Written instruction
Look through the material below. Copy each line that contains the string "right".
Begin Material to process
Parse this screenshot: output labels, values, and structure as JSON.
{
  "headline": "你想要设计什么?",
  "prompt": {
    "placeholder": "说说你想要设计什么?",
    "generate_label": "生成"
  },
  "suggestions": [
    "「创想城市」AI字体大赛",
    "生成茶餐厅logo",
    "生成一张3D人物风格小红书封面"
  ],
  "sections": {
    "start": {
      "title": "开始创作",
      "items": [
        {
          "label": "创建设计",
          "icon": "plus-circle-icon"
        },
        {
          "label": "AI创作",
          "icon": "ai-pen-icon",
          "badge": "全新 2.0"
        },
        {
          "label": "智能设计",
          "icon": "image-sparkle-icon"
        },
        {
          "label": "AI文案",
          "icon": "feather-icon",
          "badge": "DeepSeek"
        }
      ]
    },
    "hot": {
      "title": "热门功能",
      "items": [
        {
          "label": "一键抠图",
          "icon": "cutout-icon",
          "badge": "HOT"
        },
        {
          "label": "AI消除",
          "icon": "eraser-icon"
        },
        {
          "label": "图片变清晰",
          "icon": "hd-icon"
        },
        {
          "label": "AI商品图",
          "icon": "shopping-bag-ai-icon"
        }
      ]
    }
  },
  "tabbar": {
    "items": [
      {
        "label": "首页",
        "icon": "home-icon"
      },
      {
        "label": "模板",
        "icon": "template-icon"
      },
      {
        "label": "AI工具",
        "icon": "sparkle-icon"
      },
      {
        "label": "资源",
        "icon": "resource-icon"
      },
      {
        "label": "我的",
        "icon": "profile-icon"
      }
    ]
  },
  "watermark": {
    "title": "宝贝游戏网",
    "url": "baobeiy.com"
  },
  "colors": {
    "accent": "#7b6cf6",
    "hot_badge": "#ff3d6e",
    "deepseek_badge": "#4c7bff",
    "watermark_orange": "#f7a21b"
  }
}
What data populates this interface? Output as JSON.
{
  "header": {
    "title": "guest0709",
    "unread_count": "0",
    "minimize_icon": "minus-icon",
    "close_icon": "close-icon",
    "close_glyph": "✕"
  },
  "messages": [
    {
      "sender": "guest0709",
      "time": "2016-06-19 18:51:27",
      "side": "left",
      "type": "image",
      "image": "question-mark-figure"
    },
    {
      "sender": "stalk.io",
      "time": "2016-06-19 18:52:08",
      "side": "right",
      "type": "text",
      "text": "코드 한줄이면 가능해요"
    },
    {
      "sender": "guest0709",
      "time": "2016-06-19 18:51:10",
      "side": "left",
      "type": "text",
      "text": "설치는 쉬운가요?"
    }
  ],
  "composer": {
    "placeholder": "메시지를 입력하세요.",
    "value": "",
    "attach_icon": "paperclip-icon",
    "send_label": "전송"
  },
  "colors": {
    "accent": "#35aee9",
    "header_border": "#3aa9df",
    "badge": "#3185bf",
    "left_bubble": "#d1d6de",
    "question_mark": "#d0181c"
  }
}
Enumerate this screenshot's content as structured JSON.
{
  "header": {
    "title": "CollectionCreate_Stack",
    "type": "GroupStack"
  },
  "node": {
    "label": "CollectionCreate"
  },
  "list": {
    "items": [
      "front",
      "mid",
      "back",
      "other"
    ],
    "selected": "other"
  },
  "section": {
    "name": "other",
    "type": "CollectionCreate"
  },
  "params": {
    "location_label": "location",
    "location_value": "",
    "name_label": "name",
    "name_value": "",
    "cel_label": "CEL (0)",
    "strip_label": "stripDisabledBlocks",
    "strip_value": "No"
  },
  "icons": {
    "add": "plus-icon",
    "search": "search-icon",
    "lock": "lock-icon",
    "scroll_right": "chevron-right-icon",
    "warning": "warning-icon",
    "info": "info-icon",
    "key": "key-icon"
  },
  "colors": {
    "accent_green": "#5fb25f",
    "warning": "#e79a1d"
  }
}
End Material to process
Finished exercise
      "side": "right",
    "scroll_right": "chevron-right-icon",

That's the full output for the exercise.